** START Stored rows **

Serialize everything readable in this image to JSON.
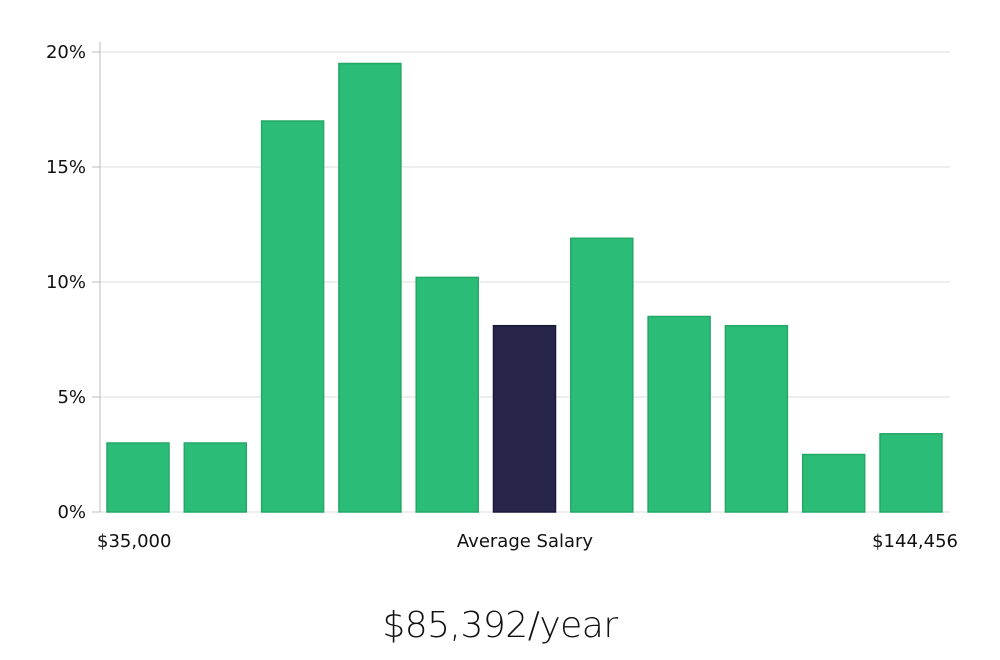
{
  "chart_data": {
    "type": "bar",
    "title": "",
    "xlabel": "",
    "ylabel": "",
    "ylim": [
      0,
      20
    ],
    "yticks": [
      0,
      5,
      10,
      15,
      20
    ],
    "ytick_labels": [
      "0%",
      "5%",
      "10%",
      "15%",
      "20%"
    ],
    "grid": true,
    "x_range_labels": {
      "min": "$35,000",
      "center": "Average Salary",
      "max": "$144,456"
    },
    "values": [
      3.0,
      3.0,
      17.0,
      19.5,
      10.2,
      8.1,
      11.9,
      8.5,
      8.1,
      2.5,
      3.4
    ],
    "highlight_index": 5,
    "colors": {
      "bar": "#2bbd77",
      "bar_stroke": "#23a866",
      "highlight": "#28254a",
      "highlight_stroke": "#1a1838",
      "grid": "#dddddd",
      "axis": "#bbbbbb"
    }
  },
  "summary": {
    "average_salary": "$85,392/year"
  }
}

** END Stored rows **

Repeat the material above verbatim, with no pictures in the output.

Serialize everything readable in this image to JSON.
{
  "chart_data": {
    "type": "bar",
    "title": "",
    "xlabel": "",
    "ylabel": "",
    "ylim": [
      0,
      20
    ],
    "yticks": [
      0,
      5,
      10,
      15,
      20
    ],
    "ytick_labels": [
      "0%",
      "5%",
      "10%",
      "15%",
      "20%"
    ],
    "grid": true,
    "x_range_labels": {
      "min": "$35,000",
      "center": "Average Salary",
      "max": "$144,456"
    },
    "values": [
      3.0,
      3.0,
      17.0,
      19.5,
      10.2,
      8.1,
      11.9,
      8.5,
      8.1,
      2.5,
      3.4
    ],
    "highlight_index": 5,
    "colors": {
      "bar": "#2bbd77",
      "bar_stroke": "#23a866",
      "highlight": "#28254a",
      "highlight_stroke": "#1a1838",
      "grid": "#dddddd",
      "axis": "#bbbbbb"
    }
  },
  "summary": {
    "average_salary": "$85,392/year"
  }
}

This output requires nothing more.